> [Required work]
Set down all of the data that follows word for word, without the images.

> [The input]
-*-*-

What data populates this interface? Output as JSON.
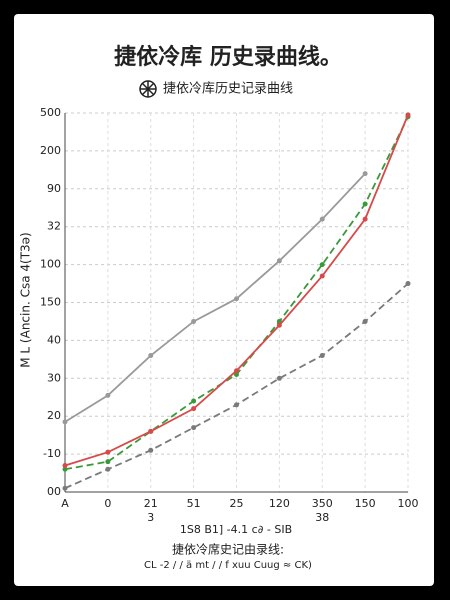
{
  "chart_data": {
    "type": "line",
    "title": "捷依冷库 历史录曲线。",
    "subtitle": "捷依冷库历史记录曲线",
    "x_label": "1S8 B1] -4.1 c∂ - SIB",
    "y_label": "M L (Ancin. Csa 4(T3ə)",
    "footer": [
      "捷依冷席史记由录线:",
      "CL -2 / / ä mt / / f xuu Cuug ≈ CK)"
    ],
    "categories": [
      "A",
      "0",
      "21",
      "51",
      "25",
      "120",
      "350",
      "150",
      "100"
    ],
    "sub_categories": [
      null,
      null,
      "3",
      null,
      null,
      null,
      "38",
      null,
      null
    ],
    "ylim": [
      0,
      10
    ],
    "yticks": [
      {
        "value": 0,
        "label": "00"
      },
      {
        "value": 1,
        "label": "-10"
      },
      {
        "value": 2,
        "label": "20"
      },
      {
        "value": 3,
        "label": "30"
      },
      {
        "value": 4,
        "label": "40"
      },
      {
        "value": 5,
        "label": "150"
      },
      {
        "value": 6,
        "label": "100"
      },
      {
        "value": 7,
        "label": "32"
      },
      {
        "value": 8,
        "label": "90"
      },
      {
        "value": 9,
        "label": "200"
      },
      {
        "value": 10,
        "label": "500"
      }
    ],
    "grid": true,
    "series": [
      {
        "color": "#9a9a9a",
        "dash": false,
        "values": [
          1.85,
          2.55,
          3.6,
          4.5,
          5.1,
          6.1,
          7.2,
          8.4,
          null
        ]
      },
      {
        "color": "#3a9a3a",
        "dash": true,
        "values": [
          0.6,
          0.8,
          1.6,
          2.4,
          3.1,
          4.5,
          6.0,
          7.6,
          9.9
        ]
      },
      {
        "color": "#d84a4a",
        "dash": false,
        "values": [
          0.7,
          1.05,
          1.6,
          2.2,
          3.2,
          4.4,
          5.7,
          7.2,
          9.95
        ]
      },
      {
        "color": "#7a7a7a",
        "dash": true,
        "values": [
          0.1,
          0.6,
          1.1,
          1.7,
          2.3,
          3.0,
          3.6,
          4.5,
          5.5
        ]
      }
    ]
  }
}
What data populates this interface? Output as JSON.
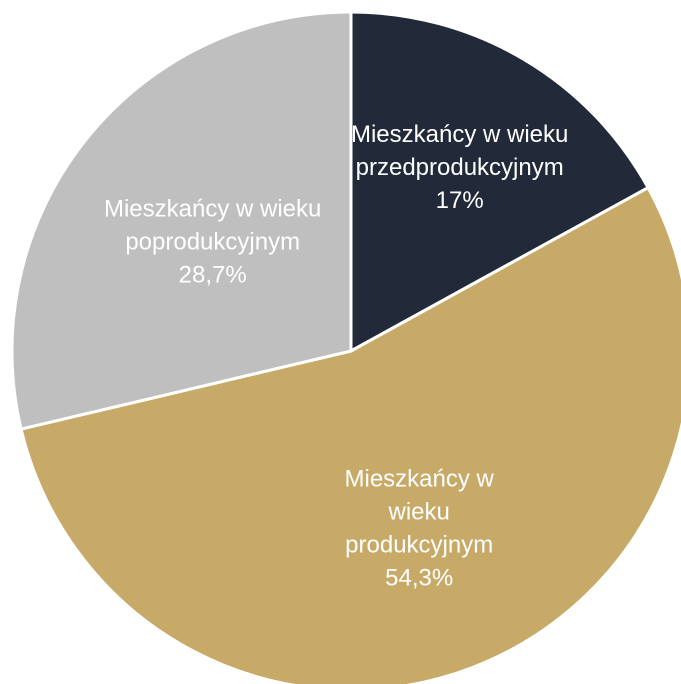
{
  "chart_data": {
    "type": "pie",
    "title": "",
    "start_angle_deg": 0,
    "direction": "clockwise",
    "slices": [
      {
        "name": "Mieszkańcy w wieku przedprodukcyjnym",
        "value": 17,
        "value_label": "17%",
        "label_lines": [
          "Mieszkańcy w wieku",
          "przedprodukcyjnym",
          "17%"
        ],
        "color": "#222938",
        "text_color": "#ffffff"
      },
      {
        "name": "Mieszkańcy w wieku produkcyjnym",
        "value": 54.3,
        "value_label": "54,3%",
        "label_lines": [
          "Mieszkańcy w",
          "wieku",
          "produkcyjnym",
          "54,3%"
        ],
        "color": "#c8aa68",
        "text_color": "#ffffff"
      },
      {
        "name": "Mieszkańcy w wieku poprodukcyjnym",
        "value": 28.7,
        "value_label": "28,7%",
        "label_lines": [
          "Mieszkańcy w wieku",
          "poprodukcyjnym",
          "28,7%"
        ],
        "color": "#bfbfbf",
        "text_color": "#ffffff"
      }
    ]
  }
}
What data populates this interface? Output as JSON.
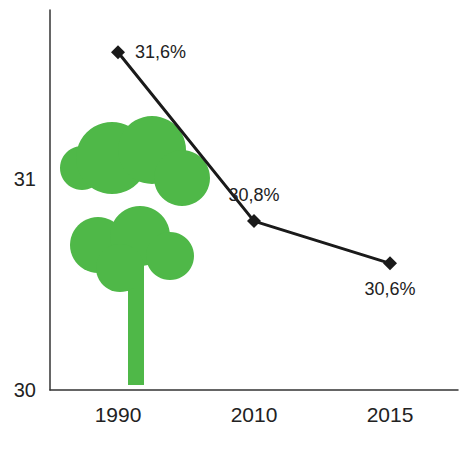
{
  "chart_data": {
    "type": "line",
    "categories": [
      "1990",
      "2010",
      "2015"
    ],
    "values": [
      31.6,
      30.8,
      30.6
    ],
    "value_labels": [
      "31,6%",
      "30,8%",
      "30,6%"
    ],
    "color": "#1a1a1a",
    "marker": "diamond",
    "ylim": [
      30,
      31.8
    ],
    "yticks": [
      30,
      31
    ],
    "grid": false,
    "data_labels": true
  }
}
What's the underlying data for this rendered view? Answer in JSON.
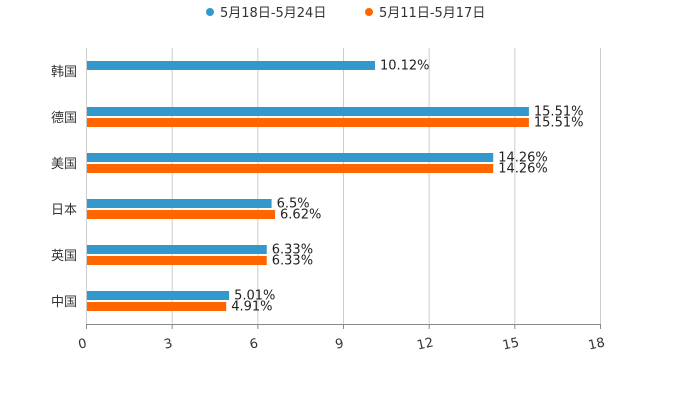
{
  "chart_data": {
    "type": "bar",
    "orientation": "horizontal",
    "categories": [
      "韩国",
      "德国",
      "美国",
      "日本",
      "英国",
      "中国"
    ],
    "series": [
      {
        "name": "5月18日-5月24日",
        "color": "#3399cc",
        "values": [
          10.12,
          15.51,
          14.26,
          6.5,
          6.33,
          5.01
        ],
        "labels": [
          "10.12%",
          "15.51%",
          "14.26%",
          "6.5%",
          "6.33%",
          "5.01%"
        ]
      },
      {
        "name": "5月11日-5月17日",
        "color": "#ff6600",
        "values": [
          null,
          15.51,
          14.26,
          6.62,
          6.33,
          4.91
        ],
        "labels": [
          null,
          "15.51%",
          "14.26%",
          "6.62%",
          "6.33%",
          "4.91%"
        ]
      }
    ],
    "xlim": [
      0,
      18
    ],
    "xticks": [
      0,
      3,
      6,
      9,
      12,
      15,
      18
    ],
    "xtick_labels": [
      "0",
      "3",
      "6",
      "9",
      "12",
      "15",
      "18"
    ],
    "grid": true,
    "legend_position": "top-center",
    "title": "",
    "xlabel": "",
    "ylabel": ""
  }
}
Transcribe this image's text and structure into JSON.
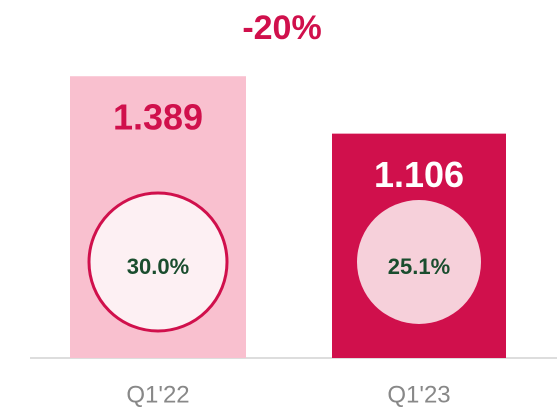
{
  "chart_data": {
    "type": "bar",
    "annotation": "-20%",
    "categories": [
      "Q1'22",
      "Q1'23"
    ],
    "values": [
      1.389,
      1.106
    ],
    "colors": [
      "#f9c0cf",
      "#d0104c"
    ],
    "circle_labels": [
      "30.0%",
      "25.1%"
    ],
    "ylim": [
      0,
      1.4
    ]
  }
}
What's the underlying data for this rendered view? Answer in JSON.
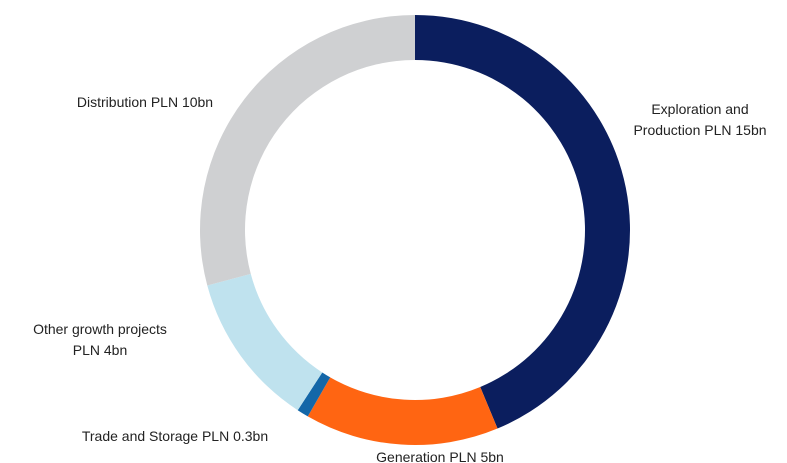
{
  "chart_data": {
    "type": "donut",
    "values": [
      15,
      5,
      0.3,
      4,
      10
    ],
    "value_labels": [
      [
        "Exploration and",
        "Production PLN 15bn"
      ],
      [
        "Generation PLN 5bn"
      ],
      [
        "Trade and Storage PLN 0.3bn"
      ],
      [
        "Other growth projects",
        "PLN 4bn"
      ],
      [
        "Distribution PLN 10bn"
      ]
    ],
    "colors": [
      "#0b1e5e",
      "#ff6512",
      "#1467a8",
      "#bfe2ee",
      "#cfd0d2"
    ]
  }
}
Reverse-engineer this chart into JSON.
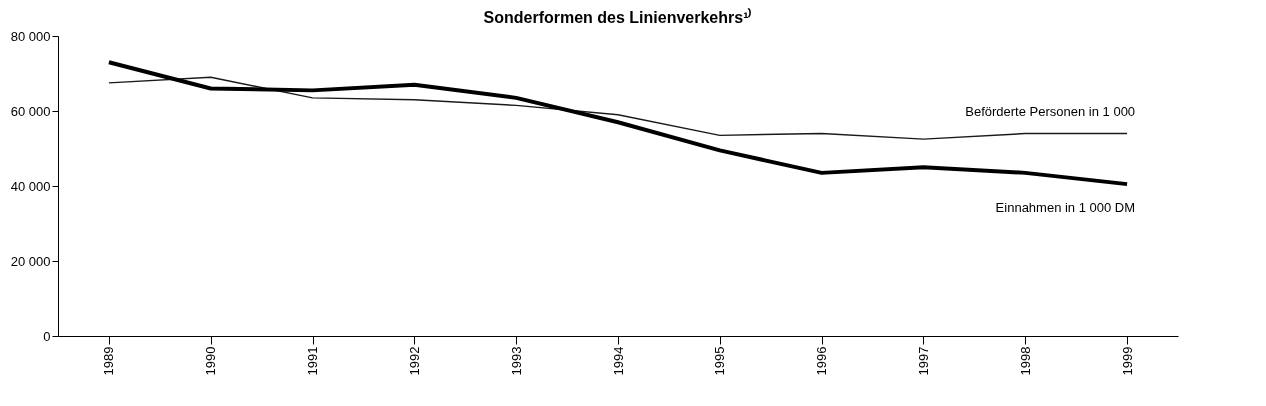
{
  "chart_data": {
    "type": "line",
    "title": "Sonderformen des Linienverkehrs¹⁾",
    "categories": [
      "1989",
      "1990",
      "1991",
      "1992",
      "1993",
      "1994",
      "1995",
      "1996",
      "1997",
      "1998",
      "1999"
    ],
    "series": [
      {
        "name": "Beförderte Personen in 1 000",
        "color": "#1a1a1a",
        "values": [
          67500,
          69000,
          63500,
          63000,
          61500,
          59000,
          53500,
          54000,
          52500,
          54000,
          54000
        ]
      },
      {
        "name": "Einnahmen in 1 000 DM",
        "color": "#000000",
        "values": [
          73000,
          66000,
          65500,
          67000,
          63500,
          57000,
          49500,
          43500,
          45000,
          43500,
          40500
        ]
      }
    ],
    "ylim": [
      0,
      80000
    ],
    "yticks": [
      {
        "value": 0,
        "label": "0"
      },
      {
        "value": 20000,
        "label": "20 000"
      },
      {
        "value": 40000,
        "label": "40 000"
      },
      {
        "value": 60000,
        "label": "60 000"
      },
      {
        "value": 80000,
        "label": "80 000"
      }
    ],
    "grid": false,
    "legend": false,
    "marker": "none",
    "line_style": "solid"
  }
}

-*-*-

> [Solution for this problem]
What data populates this interface? Output as JSON.
{
  "chart_data": {
    "type": "line",
    "title": "捷依冷库 历史录曲线。",
    "subtitle": "捷依冷库历史记录曲线",
    "x_label": "1S8 B1] -4.1 c∂ - SIB",
    "y_label": "M L (Ancin. Csa 4(T3ə)",
    "footer": [
      "捷依冷席史记由录线:",
      "CL -2 / / ä mt / / f xuu Cuug ≈ CK)"
    ],
    "categories": [
      "A",
      "0",
      "21",
      "51",
      "25",
      "120",
      "350",
      "150",
      "100"
    ],
    "sub_categories": [
      null,
      null,
      "3",
      null,
      null,
      null,
      "38",
      null,
      null
    ],
    "ylim": [
      0,
      10
    ],
    "yticks": [
      {
        "value": 0,
        "label": "00"
      },
      {
        "value": 1,
        "label": "-10"
      },
      {
        "value": 2,
        "label": "20"
      },
      {
        "value": 3,
        "label": "30"
      },
      {
        "value": 4,
        "label": "40"
      },
      {
        "value": 5,
        "label": "150"
      },
      {
        "value": 6,
        "label": "100"
      },
      {
        "value": 7,
        "label": "32"
      },
      {
        "value": 8,
        "label": "90"
      },
      {
        "value": 9,
        "label": "200"
      },
      {
        "value": 10,
        "label": "500"
      }
    ],
    "grid": true,
    "series": [
      {
        "color": "#9a9a9a",
        "dash": false,
        "values": [
          1.85,
          2.55,
          3.6,
          4.5,
          5.1,
          6.1,
          7.2,
          8.4,
          null
        ]
      },
      {
        "color": "#3a9a3a",
        "dash": true,
        "values": [
          0.6,
          0.8,
          1.6,
          2.4,
          3.1,
          4.5,
          6.0,
          7.6,
          9.9
        ]
      },
      {
        "color": "#d84a4a",
        "dash": false,
        "values": [
          0.7,
          1.05,
          1.6,
          2.2,
          3.2,
          4.4,
          5.7,
          7.2,
          9.95
        ]
      },
      {
        "color": "#7a7a7a",
        "dash": true,
        "values": [
          0.1,
          0.6,
          1.1,
          1.7,
          2.3,
          3.0,
          3.6,
          4.5,
          5.5
        ]
      }
    ]
  }
}
What data populates this interface? Output as JSON.
{
  "chart_data": {
    "type": "pie",
    "title": "",
    "start_angle_deg": 0,
    "direction": "clockwise",
    "slices": [
      {
        "name": "Mieszkańcy w wieku przedprodukcyjnym",
        "value": 17,
        "value_label": "17%",
        "label_lines": [
          "Mieszkańcy w wieku",
          "przedprodukcyjnym",
          "17%"
        ],
        "color": "#222938",
        "text_color": "#ffffff"
      },
      {
        "name": "Mieszkańcy w wieku produkcyjnym",
        "value": 54.3,
        "value_label": "54,3%",
        "label_lines": [
          "Mieszkańcy w",
          "wieku",
          "produkcyjnym",
          "54,3%"
        ],
        "color": "#c8aa68",
        "text_color": "#ffffff"
      },
      {
        "name": "Mieszkańcy w wieku poprodukcyjnym",
        "value": 28.7,
        "value_label": "28,7%",
        "label_lines": [
          "Mieszkańcy w wieku",
          "poprodukcyjnym",
          "28,7%"
        ],
        "color": "#bfbfbf",
        "text_color": "#ffffff"
      }
    ]
  }
}
What data populates this interface? Output as JSON.
{
  "chart_data": {
    "type": "line",
    "categories": [
      "1990",
      "2010",
      "2015"
    ],
    "values": [
      31.6,
      30.8,
      30.6
    ],
    "value_labels": [
      "31,6%",
      "30,8%",
      "30,6%"
    ],
    "color": "#1a1a1a",
    "marker": "diamond",
    "ylim": [
      30,
      31.8
    ],
    "yticks": [
      30,
      31
    ],
    "grid": false,
    "data_labels": true
  }
}
What's the underlying data for this rendered view? Answer in JSON.
{
  "chart_data": {
    "type": "bar",
    "orientation": "horizontal",
    "categories": [
      "韩国",
      "德国",
      "美国",
      "日本",
      "英国",
      "中国"
    ],
    "series": [
      {
        "name": "5月18日-5月24日",
        "color": "#3399cc",
        "values": [
          10.12,
          15.51,
          14.26,
          6.5,
          6.33,
          5.01
        ],
        "labels": [
          "10.12%",
          "15.51%",
          "14.26%",
          "6.5%",
          "6.33%",
          "5.01%"
        ]
      },
      {
        "name": "5月11日-5月17日",
        "color": "#ff6600",
        "values": [
          null,
          15.51,
          14.26,
          6.62,
          6.33,
          4.91
        ],
        "labels": [
          null,
          "15.51%",
          "14.26%",
          "6.62%",
          "6.33%",
          "4.91%"
        ]
      }
    ],
    "xlim": [
      0,
      18
    ],
    "xticks": [
      0,
      3,
      6,
      9,
      12,
      15,
      18
    ],
    "xtick_labels": [
      "0",
      "3",
      "6",
      "9",
      "12",
      "15",
      "18"
    ],
    "grid": true,
    "legend_position": "top-center",
    "title": "",
    "xlabel": "",
    "ylabel": ""
  }
}
Transcribe this image's text and structure into JSON.
{
  "chart_data": {
    "type": "bar",
    "annotation": "-20%",
    "categories": [
      "Q1'22",
      "Q1'23"
    ],
    "values": [
      1.389,
      1.106
    ],
    "colors": [
      "#f9c0cf",
      "#d0104c"
    ],
    "circle_labels": [
      "30.0%",
      "25.1%"
    ],
    "ylim": [
      0,
      1.4
    ]
  }
}
What's the underlying data for this rendered view? Answer in JSON.
{
  "chart_data": {
    "type": "donut",
    "values": [
      15,
      5,
      0.3,
      4,
      10
    ],
    "value_labels": [
      [
        "Exploration and",
        "Production PLN 15bn"
      ],
      [
        "Generation PLN 5bn"
      ],
      [
        "Trade and Storage PLN 0.3bn"
      ],
      [
        "Other growth projects",
        "PLN 4bn"
      ],
      [
        "Distribution PLN 10bn"
      ]
    ],
    "colors": [
      "#0b1e5e",
      "#ff6512",
      "#1467a8",
      "#bfe2ee",
      "#cfd0d2"
    ]
  }
}
Reverse-engineer this chart into JSON.
{
  "chart_data": {
    "type": "line",
    "title": "Sonderformen des Linienverkehrs¹⁾",
    "categories": [
      "1989",
      "1990",
      "1991",
      "1992",
      "1993",
      "1994",
      "1995",
      "1996",
      "1997",
      "1998",
      "1999"
    ],
    "series": [
      {
        "name": "Beförderte Personen in 1 000",
        "color": "#1a1a1a",
        "values": [
          67500,
          69000,
          63500,
          63000,
          61500,
          59000,
          53500,
          54000,
          52500,
          54000,
          54000
        ]
      },
      {
        "name": "Einnahmen in 1 000 DM",
        "color": "#000000",
        "values": [
          73000,
          66000,
          65500,
          67000,
          63500,
          57000,
          49500,
          43500,
          45000,
          43500,
          40500
        ]
      }
    ],
    "ylim": [
      0,
      80000
    ],
    "yticks": [
      {
        "value": 0,
        "label": "0"
      },
      {
        "value": 20000,
        "label": "20 000"
      },
      {
        "value": 40000,
        "label": "40 000"
      },
      {
        "value": 60000,
        "label": "60 000"
      },
      {
        "value": 80000,
        "label": "80 000"
      }
    ],
    "grid": false,
    "legend": false,
    "marker": "none",
    "line_style": "solid"
  }
}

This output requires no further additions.